### Challenge
Search the material and gather each line with "транспортировки" in it.

### Provided records
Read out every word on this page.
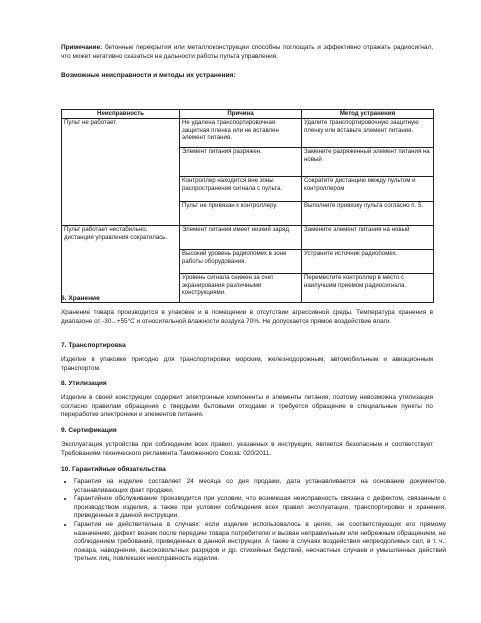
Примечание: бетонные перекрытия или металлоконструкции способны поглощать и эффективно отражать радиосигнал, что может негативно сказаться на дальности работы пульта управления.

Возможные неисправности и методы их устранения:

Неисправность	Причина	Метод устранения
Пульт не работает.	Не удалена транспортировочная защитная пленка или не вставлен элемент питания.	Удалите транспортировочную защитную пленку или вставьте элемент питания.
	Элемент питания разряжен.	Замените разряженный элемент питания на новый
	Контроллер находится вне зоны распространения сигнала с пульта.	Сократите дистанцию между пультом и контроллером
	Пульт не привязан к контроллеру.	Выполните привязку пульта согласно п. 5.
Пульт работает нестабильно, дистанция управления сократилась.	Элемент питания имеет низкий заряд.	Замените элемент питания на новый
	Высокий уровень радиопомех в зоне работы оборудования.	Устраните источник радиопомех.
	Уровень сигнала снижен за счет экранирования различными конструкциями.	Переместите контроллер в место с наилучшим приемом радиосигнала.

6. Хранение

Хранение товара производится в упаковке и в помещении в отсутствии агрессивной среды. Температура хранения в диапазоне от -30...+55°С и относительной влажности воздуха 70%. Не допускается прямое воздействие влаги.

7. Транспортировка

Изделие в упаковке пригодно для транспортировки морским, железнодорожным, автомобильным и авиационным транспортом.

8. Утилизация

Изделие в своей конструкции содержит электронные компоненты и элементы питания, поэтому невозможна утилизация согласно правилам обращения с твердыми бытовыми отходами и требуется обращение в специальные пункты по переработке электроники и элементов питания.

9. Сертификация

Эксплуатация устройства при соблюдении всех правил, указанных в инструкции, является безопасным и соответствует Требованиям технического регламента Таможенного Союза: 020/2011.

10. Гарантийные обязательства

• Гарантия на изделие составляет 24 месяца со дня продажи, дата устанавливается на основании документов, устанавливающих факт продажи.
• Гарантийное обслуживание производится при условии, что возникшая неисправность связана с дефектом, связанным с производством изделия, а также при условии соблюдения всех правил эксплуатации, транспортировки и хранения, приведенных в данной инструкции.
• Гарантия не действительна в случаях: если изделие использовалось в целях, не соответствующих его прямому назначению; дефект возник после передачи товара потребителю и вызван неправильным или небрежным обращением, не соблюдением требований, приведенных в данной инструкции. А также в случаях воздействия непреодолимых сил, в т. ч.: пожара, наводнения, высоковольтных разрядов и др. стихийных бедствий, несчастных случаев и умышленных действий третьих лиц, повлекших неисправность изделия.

### In response
Изделие в упаковке пригодно для транспортировки морским, железнодорожным, автомобильным и авиационным транспортом.
• Гарантийное обслуживание производится при условии, что возникшая неисправность связана с дефектом, связанным с производством изделия, а также при условии соблюдения всех правил эксплуатации, транспортировки и хранения, приведенных в данной инструкции.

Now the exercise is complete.